→ **TASK OBJECTIVE**:
Print the whole listing exactly.

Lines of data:
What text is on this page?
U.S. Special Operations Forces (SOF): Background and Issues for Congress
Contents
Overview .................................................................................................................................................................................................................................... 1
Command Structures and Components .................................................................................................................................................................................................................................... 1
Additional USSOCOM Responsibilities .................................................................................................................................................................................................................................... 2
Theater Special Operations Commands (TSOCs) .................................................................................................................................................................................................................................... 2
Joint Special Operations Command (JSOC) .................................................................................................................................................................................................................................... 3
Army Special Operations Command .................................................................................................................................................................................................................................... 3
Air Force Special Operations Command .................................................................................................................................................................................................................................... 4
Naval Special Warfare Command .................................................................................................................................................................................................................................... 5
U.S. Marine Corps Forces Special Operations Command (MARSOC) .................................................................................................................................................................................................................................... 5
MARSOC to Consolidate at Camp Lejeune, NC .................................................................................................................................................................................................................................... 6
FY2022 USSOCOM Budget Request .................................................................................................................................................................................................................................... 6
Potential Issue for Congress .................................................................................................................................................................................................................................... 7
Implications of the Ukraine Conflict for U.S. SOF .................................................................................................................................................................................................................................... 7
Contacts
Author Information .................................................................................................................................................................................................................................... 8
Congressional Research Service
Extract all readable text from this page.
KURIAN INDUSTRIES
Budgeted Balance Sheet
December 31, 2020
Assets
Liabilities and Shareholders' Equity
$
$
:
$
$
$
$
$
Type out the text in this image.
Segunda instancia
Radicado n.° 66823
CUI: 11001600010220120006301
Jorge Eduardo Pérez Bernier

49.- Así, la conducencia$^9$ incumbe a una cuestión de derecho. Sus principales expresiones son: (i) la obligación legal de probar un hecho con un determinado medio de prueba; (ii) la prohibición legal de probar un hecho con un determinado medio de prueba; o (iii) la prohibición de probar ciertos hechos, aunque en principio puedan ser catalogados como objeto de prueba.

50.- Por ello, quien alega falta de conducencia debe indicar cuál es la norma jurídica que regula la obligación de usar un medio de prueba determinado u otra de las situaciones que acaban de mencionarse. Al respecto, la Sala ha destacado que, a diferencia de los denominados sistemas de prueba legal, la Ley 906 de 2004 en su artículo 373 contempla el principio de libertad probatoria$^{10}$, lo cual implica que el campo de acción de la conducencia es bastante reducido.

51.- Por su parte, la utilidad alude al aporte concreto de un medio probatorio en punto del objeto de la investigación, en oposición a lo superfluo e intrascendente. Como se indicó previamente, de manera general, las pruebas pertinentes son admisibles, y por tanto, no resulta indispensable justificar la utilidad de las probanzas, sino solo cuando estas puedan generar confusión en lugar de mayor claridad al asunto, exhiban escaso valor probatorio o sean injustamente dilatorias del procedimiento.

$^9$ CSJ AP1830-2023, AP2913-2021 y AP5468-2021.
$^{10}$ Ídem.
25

→ **TASK SOLUTION**:
What text is on this page?
U.S. Special Operations Forces (SOF): Background and Issues for Congress
Contents
Overview .................................................................................................................................................................................................................................... 1
Command Structures and Components .................................................................................................................................................................................................................................... 1
Additional USSOCOM Responsibilities .................................................................................................................................................................................................................................... 2
Theater Special Operations Commands (TSOCs) .................................................................................................................................................................................................................................... 2
Joint Special Operations Command (JSOC) .................................................................................................................................................................................................................................... 3
Army Special Operations Command .................................................................................................................................................................................................................................... 3
Air Force Special Operations Command .................................................................................................................................................................................................................................... 4
Naval Special Warfare Command .................................................................................................................................................................................................................................... 5
U.S. Marine Corps Forces Special Operations Command (MARSOC) .................................................................................................................................................................................................................................... 5
MARSOC to Consolidate at Camp Lejeune, NC .................................................................................................................................................................................................................................... 6
FY2022 USSOCOM Budget Request .................................................................................................................................................................................................................................... 6
Potential Issue for Congress .................................................................................................................................................................................................................................... 7
Implications of the Ukraine Conflict for U.S. SOF .................................................................................................................................................................................................................................... 7
Contacts
Author Information .................................................................................................................................................................................................................................... 8
Congressional Research Service
Extract all readable text from this page.
KURIAN INDUSTRIES
Budgeted Balance Sheet
December 31, 2020
Assets
Liabilities and Shareholders' Equity
$
$
:
$
$
$
$
$
Type out the text in this image.
Segunda instancia
Radicado n.° 66823
CUI: 11001600010220120006301
Jorge Eduardo Pérez Bernier

49.- Así, la conducencia$^9$ incumbe a una cuestión de derecho. Sus principales expresiones son: (i) la obligación legal de probar un hecho con un determinado medio de prueba; (ii) la prohibición legal de probar un hecho con un determinado medio de prueba; o (iii) la prohibición de probar ciertos hechos, aunque en principio puedan ser catalogados como objeto de prueba.

50.- Por ello, quien alega falta de conducencia debe indicar cuál es la norma jurídica que regula la obligación de usar un medio de prueba determinado u otra de las situaciones que acaban de mencionarse. Al respecto, la Sala ha destacado que, a diferencia de los denominados sistemas de prueba legal, la Ley 906 de 2004 en su artículo 373 contempla el principio de libertad probatoria$^{10}$, lo cual implica que el campo de acción de la conducencia es bastante reducido.

51.- Por su parte, la utilidad alude al aporte concreto de un medio probatorio en punto del objeto de la investigación, en oposición a lo superfluo e intrascendente. Como se indicó previamente, de manera general, las pruebas pertinentes son admisibles, y por tanto, no resulta indispensable justificar la utilidad de las probanzas, sino solo cuando estas puedan generar confusión en lugar de mayor claridad al asunto, exhiban escaso valor probatorio o sean injustamente dilatorias del procedimiento.

$^9$ CSJ AP1830-2023, AP2913-2021 y AP5468-2021.
$^{10}$ Ídem.
25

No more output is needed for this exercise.